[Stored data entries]
==================================================

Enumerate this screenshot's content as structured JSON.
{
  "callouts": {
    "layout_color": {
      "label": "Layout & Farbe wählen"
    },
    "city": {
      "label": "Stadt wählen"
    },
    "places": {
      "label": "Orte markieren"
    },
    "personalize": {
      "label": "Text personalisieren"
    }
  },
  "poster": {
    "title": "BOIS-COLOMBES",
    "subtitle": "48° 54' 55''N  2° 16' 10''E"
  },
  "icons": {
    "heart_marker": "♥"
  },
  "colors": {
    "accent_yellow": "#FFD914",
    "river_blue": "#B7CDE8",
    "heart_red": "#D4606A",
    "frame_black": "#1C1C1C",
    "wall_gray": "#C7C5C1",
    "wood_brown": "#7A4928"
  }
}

==================================================

# Short exercise
Copy down the material exactly as written.

# Solution
Enumerate this screenshot's content as structured JSON.
{
  "callouts": {
    "layout_color": {
      "label": "Layout & Farbe wählen"
    },
    "city": {
      "label": "Stadt wählen"
    },
    "places": {
      "label": "Orte markieren"
    },
    "personalize": {
      "label": "Text personalisieren"
    }
  },
  "poster": {
    "title": "BOIS-COLOMBES",
    "subtitle": "48° 54' 55''N  2° 16' 10''E"
  },
  "icons": {
    "heart_marker": "♥"
  },
  "colors": {
    "accent_yellow": "#FFD914",
    "river_blue": "#B7CDE8",
    "heart_red": "#D4606A",
    "frame_black": "#1C1C1C",
    "wall_gray": "#C7C5C1",
    "wood_brown": "#7A4928"
  }
}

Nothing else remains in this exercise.